── Supplied records

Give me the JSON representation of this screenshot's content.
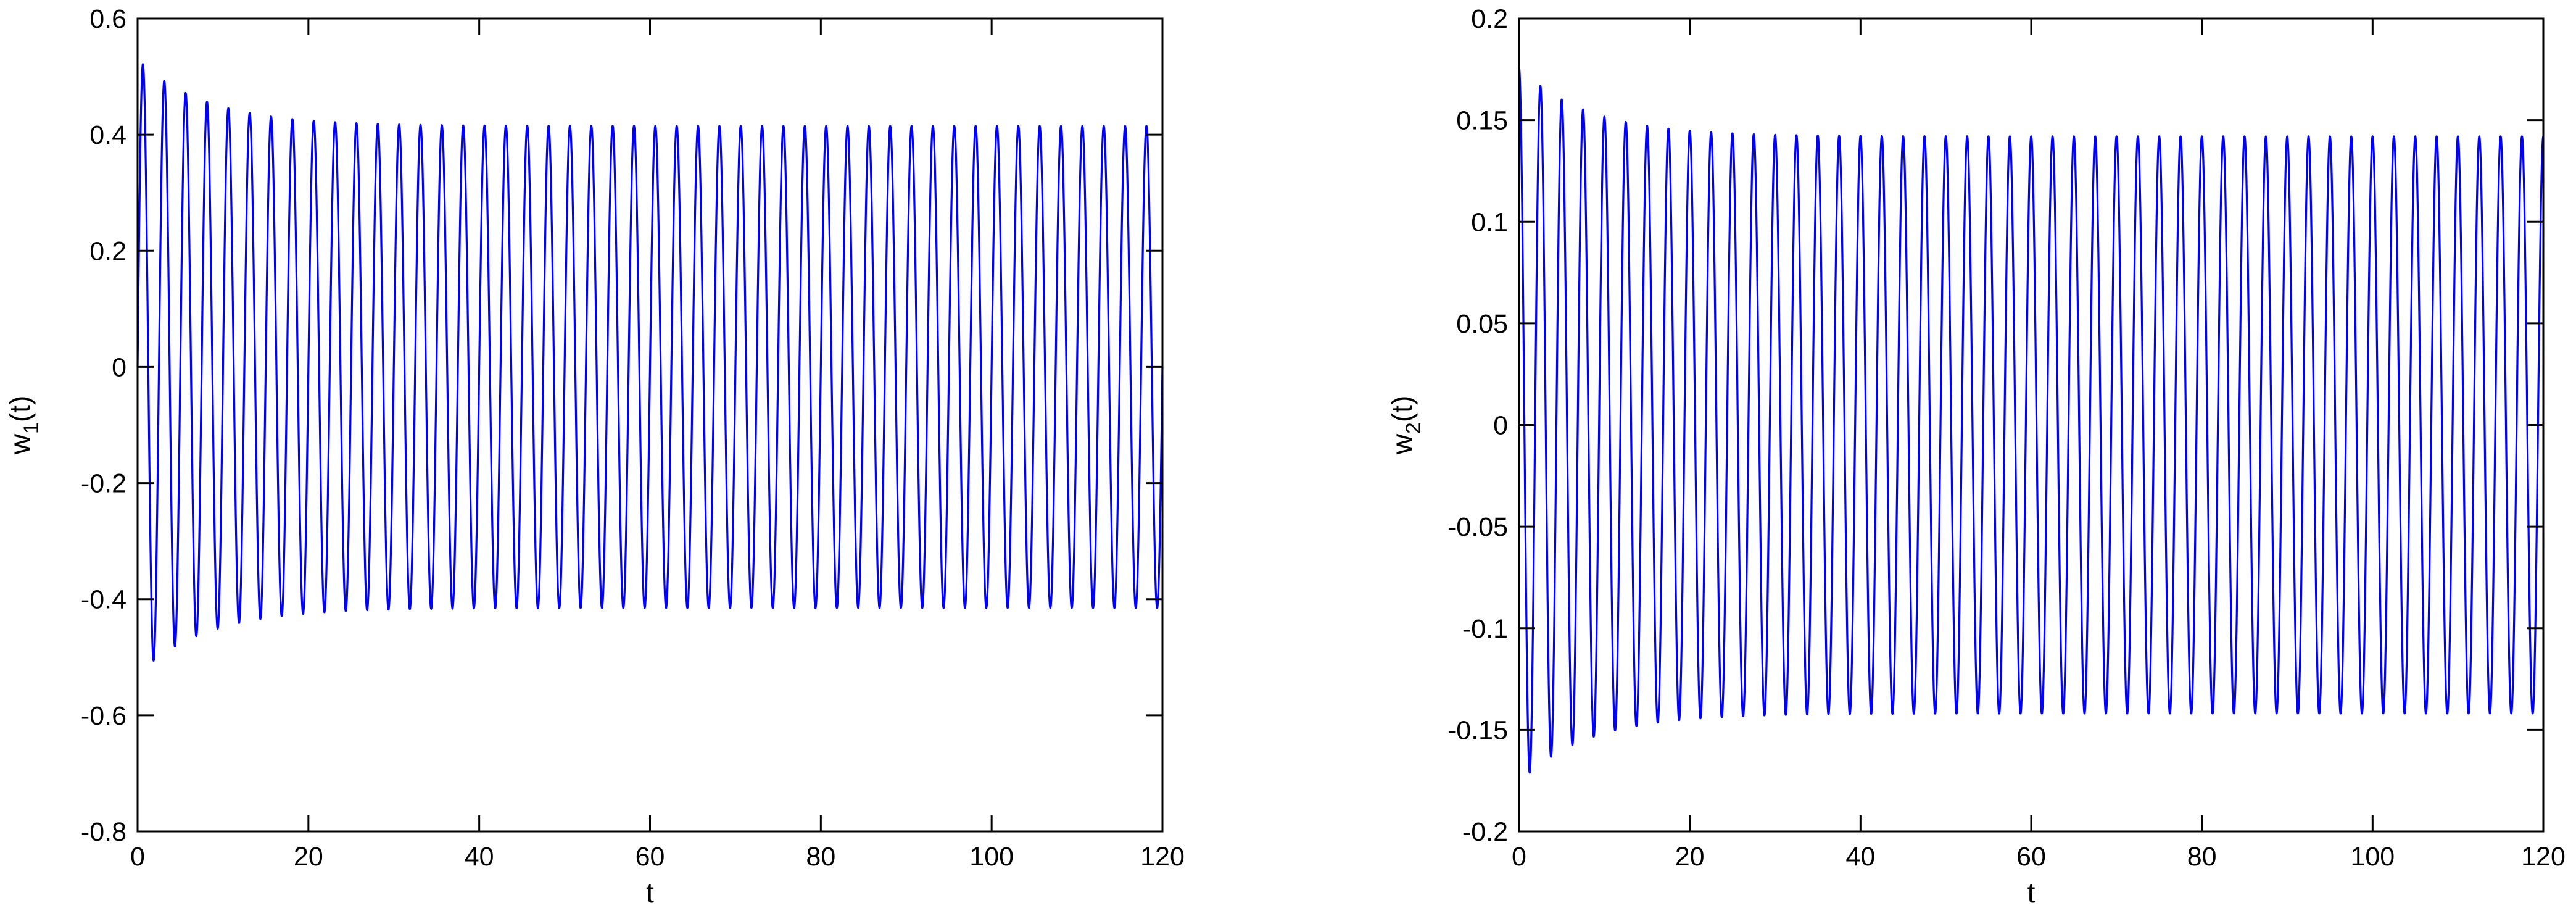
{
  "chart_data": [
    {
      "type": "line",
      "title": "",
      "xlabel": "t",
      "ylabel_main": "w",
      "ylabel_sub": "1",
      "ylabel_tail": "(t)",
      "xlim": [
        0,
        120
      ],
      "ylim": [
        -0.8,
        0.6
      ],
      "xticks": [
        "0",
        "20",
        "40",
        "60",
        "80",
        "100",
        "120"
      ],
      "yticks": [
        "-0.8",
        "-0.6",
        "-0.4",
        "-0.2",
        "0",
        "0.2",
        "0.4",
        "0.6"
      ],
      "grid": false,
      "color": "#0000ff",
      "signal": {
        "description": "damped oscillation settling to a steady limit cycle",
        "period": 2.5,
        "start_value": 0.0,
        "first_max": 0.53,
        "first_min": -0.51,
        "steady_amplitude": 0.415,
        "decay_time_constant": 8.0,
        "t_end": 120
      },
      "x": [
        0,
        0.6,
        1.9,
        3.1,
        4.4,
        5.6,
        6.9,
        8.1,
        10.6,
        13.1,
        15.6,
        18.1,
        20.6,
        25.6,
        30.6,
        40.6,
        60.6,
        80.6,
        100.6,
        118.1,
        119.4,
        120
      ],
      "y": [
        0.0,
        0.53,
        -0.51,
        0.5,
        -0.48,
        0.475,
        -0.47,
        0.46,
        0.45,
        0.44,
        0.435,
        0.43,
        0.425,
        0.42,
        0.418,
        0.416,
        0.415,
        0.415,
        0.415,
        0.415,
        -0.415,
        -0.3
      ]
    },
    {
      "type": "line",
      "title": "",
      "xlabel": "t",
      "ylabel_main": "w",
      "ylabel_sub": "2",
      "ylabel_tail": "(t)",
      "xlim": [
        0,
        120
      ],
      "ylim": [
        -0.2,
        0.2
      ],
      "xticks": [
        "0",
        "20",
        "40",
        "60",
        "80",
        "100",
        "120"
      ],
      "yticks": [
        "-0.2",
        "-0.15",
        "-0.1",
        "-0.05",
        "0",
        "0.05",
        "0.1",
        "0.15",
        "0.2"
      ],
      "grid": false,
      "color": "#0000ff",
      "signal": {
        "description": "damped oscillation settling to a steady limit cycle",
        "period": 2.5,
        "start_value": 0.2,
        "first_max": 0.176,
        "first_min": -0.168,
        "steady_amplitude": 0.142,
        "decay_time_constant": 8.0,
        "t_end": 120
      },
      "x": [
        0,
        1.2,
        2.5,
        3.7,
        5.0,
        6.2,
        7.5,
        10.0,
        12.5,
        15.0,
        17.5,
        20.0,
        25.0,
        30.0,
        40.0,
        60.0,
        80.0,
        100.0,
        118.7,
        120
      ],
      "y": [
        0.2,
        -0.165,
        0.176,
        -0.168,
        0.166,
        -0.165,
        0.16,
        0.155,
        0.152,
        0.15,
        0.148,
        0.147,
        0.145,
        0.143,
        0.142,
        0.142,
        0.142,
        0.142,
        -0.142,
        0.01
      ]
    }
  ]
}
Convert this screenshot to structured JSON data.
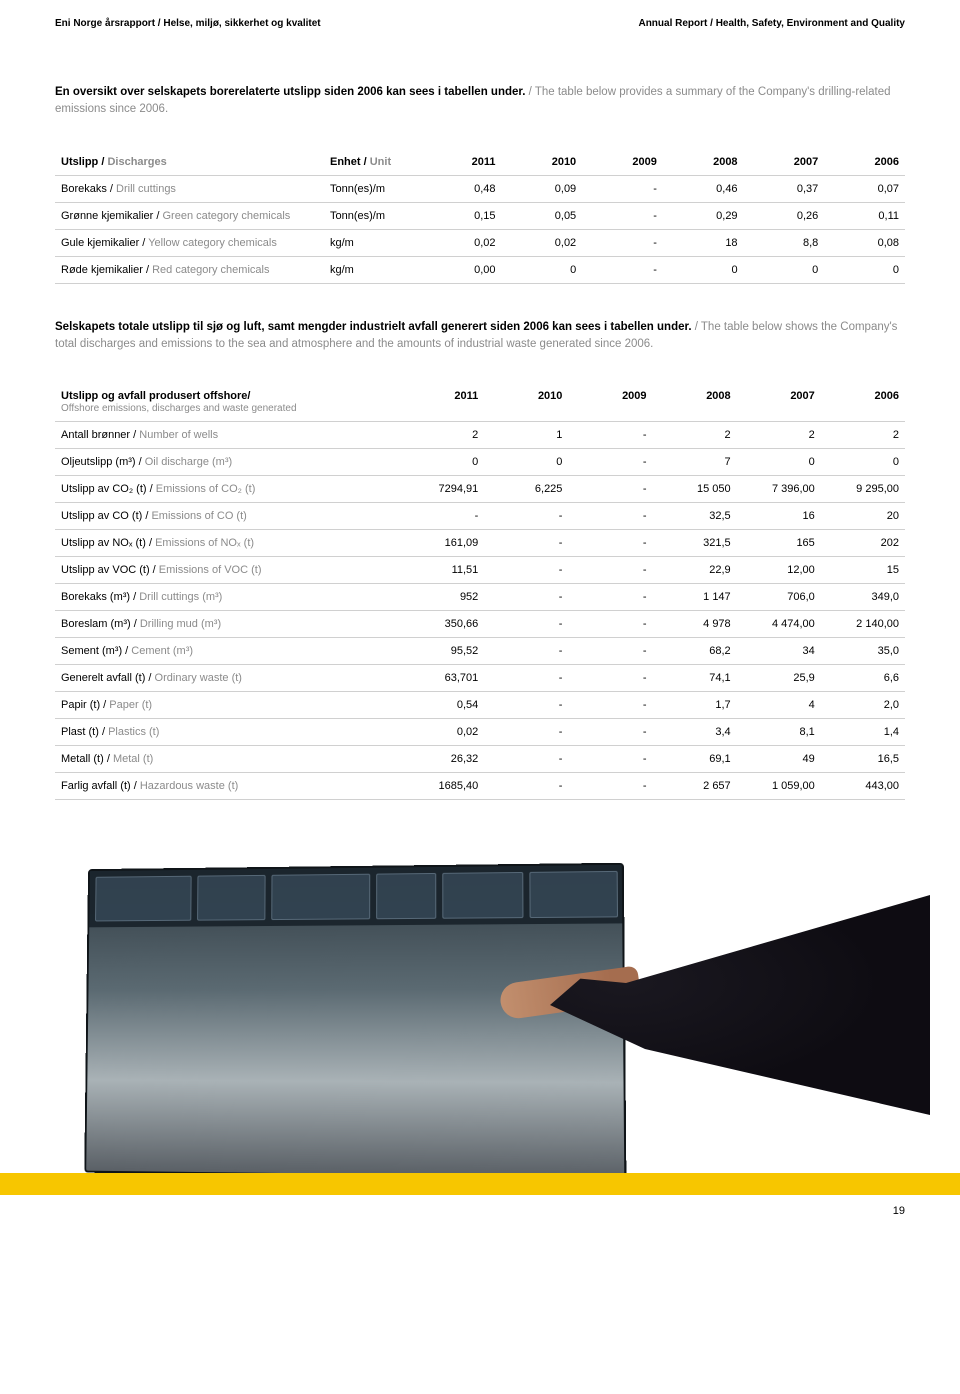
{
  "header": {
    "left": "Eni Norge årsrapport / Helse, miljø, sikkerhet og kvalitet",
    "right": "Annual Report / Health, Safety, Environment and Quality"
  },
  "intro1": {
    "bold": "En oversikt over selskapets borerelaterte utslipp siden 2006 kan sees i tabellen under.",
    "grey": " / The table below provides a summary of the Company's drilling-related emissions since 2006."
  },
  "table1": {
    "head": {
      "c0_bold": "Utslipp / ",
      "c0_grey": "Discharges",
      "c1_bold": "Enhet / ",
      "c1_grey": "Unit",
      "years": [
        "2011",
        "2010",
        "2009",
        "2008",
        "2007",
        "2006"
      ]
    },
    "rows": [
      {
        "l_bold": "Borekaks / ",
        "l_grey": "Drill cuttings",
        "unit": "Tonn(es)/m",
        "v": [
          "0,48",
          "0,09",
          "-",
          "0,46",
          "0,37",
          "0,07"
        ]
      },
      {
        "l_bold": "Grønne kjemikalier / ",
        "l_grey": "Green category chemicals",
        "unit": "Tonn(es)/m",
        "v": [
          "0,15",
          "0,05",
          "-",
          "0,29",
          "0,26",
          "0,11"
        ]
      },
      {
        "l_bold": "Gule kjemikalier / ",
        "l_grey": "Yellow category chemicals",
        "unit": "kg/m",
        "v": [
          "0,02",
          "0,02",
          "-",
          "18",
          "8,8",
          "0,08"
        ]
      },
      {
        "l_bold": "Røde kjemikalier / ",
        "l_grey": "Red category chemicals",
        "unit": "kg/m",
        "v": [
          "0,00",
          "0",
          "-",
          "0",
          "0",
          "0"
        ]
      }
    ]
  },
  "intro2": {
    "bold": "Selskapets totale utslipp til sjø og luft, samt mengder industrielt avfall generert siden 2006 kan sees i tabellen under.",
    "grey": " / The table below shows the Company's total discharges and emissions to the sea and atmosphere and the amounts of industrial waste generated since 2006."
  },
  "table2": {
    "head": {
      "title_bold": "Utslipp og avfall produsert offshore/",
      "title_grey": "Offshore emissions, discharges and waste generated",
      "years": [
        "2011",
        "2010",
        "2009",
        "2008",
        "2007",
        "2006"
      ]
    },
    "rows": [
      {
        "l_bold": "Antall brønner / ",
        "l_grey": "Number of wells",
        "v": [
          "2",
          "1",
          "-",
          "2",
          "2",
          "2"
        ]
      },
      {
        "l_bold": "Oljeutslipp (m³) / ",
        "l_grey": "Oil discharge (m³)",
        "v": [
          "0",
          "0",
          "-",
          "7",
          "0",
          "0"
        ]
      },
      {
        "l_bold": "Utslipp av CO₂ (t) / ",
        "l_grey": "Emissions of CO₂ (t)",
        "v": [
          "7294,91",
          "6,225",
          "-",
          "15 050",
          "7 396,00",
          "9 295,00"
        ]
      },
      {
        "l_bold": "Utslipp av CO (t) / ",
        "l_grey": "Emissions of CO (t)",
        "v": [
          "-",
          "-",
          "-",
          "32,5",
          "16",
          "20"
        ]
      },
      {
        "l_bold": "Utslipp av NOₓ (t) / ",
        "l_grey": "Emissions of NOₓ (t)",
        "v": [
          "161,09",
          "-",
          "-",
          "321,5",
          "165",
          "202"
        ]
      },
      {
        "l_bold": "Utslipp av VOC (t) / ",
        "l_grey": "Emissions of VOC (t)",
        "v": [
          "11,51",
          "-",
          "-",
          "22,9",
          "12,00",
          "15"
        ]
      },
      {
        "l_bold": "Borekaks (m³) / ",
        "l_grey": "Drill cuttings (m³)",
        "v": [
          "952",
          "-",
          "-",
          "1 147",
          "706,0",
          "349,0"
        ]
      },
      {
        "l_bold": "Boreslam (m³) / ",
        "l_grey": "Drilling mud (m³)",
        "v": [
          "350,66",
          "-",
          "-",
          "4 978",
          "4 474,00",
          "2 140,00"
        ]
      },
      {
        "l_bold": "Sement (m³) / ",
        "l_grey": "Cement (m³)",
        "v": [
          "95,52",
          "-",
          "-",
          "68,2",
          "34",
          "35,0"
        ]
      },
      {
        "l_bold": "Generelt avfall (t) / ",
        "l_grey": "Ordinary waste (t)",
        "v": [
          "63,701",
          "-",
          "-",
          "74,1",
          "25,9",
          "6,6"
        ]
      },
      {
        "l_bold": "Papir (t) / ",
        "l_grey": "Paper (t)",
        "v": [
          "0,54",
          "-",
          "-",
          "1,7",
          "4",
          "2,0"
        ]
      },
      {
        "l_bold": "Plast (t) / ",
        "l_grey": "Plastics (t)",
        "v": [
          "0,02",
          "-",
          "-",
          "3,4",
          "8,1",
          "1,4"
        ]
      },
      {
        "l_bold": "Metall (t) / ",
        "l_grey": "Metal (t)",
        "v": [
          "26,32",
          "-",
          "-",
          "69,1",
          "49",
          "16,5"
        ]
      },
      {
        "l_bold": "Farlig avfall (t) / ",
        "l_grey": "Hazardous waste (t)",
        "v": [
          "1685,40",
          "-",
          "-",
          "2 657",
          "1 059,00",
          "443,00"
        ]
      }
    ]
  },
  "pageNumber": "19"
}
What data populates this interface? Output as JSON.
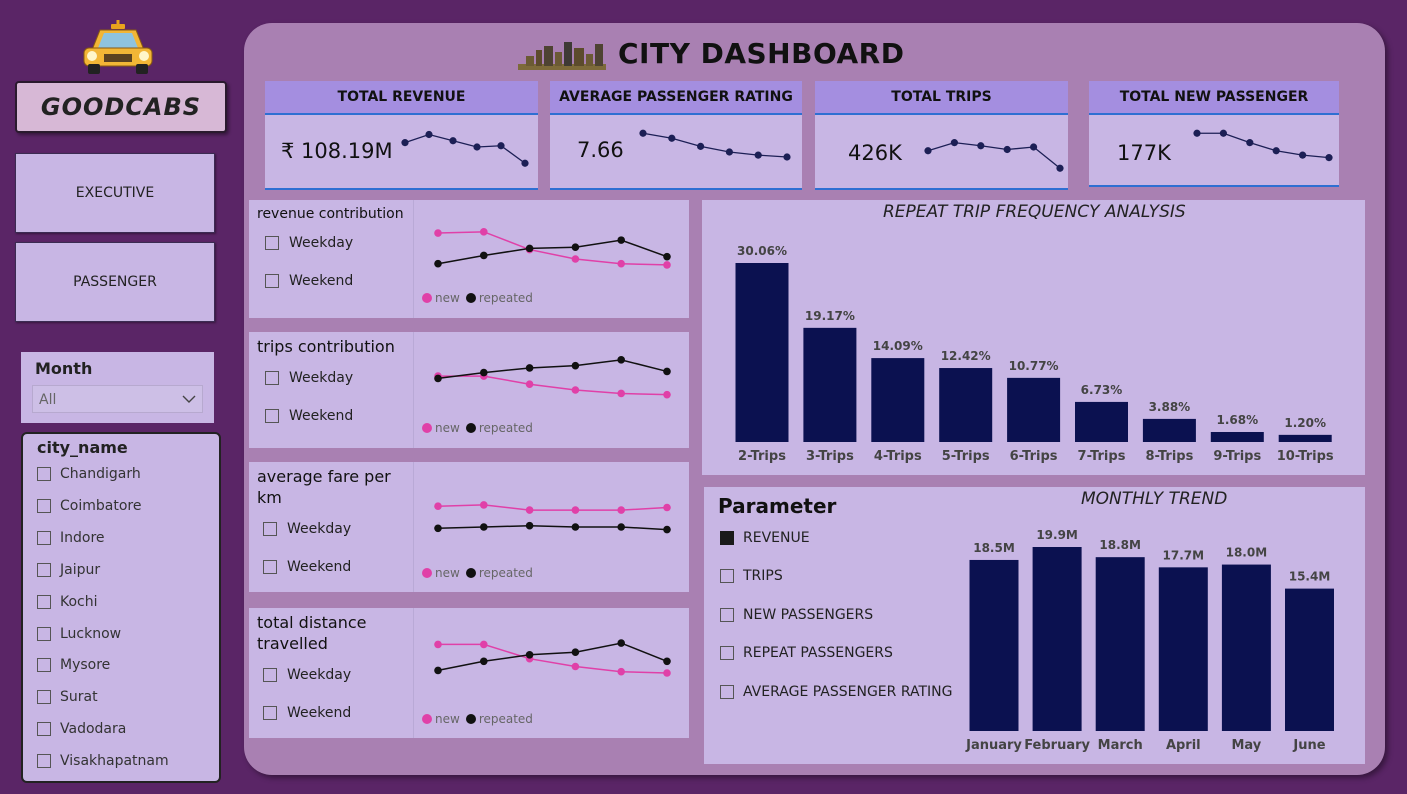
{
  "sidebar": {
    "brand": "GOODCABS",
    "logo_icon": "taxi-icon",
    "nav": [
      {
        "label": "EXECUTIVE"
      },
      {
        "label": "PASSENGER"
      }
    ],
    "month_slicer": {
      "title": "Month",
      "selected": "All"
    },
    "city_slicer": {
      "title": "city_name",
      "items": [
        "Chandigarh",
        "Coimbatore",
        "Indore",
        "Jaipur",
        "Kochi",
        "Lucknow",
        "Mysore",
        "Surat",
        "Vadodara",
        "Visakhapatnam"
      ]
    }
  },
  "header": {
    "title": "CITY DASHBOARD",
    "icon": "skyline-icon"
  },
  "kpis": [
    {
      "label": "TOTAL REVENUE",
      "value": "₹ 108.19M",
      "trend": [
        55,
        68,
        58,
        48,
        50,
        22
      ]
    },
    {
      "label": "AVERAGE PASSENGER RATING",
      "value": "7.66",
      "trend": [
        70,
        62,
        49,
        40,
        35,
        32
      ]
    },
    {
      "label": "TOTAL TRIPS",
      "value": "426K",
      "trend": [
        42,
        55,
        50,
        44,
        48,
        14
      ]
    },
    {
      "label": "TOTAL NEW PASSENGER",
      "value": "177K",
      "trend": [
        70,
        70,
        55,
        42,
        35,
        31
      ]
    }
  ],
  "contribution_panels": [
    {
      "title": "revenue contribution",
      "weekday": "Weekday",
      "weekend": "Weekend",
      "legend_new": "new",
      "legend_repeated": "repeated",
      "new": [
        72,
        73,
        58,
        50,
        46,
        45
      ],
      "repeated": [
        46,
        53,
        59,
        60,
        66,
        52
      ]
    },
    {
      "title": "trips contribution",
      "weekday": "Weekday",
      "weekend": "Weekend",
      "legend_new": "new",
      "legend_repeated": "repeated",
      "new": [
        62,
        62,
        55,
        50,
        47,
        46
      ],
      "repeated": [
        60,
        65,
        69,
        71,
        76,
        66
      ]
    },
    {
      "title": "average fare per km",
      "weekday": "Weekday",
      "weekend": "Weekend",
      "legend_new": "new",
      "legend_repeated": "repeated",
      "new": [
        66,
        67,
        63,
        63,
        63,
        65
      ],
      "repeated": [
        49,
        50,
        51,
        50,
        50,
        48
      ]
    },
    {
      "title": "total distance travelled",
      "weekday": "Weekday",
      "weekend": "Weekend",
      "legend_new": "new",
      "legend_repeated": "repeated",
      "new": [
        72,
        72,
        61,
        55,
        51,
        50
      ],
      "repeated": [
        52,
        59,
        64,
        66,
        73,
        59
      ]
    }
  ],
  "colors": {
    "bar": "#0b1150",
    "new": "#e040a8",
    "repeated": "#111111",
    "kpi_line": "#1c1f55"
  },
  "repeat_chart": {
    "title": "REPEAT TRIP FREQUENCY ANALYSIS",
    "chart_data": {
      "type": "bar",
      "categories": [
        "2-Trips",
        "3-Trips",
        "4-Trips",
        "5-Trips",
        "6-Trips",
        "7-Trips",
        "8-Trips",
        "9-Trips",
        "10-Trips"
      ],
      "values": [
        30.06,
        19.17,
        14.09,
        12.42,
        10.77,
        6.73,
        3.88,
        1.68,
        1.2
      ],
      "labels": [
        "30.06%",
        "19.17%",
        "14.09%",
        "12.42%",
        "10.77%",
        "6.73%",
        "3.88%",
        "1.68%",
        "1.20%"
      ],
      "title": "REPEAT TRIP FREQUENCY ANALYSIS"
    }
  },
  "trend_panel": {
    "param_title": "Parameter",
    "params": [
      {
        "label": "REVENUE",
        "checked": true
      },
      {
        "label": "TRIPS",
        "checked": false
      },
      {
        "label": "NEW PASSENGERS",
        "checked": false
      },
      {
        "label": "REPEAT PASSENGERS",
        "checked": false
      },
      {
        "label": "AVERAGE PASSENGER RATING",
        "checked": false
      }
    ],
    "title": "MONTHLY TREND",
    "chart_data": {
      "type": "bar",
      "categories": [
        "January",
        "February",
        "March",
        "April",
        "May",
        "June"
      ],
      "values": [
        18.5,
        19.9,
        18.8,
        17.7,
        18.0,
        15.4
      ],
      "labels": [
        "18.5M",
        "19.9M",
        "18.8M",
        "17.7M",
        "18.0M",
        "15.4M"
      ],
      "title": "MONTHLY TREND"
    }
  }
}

────

Short exercise => Copy out each line in the listing that has the word "chemicals".

Correct result =>
        "l_grey": "Green category chemicals",
        "l_grey": "Yellow category chemicals",
        "l_grey": "Red category chemicals",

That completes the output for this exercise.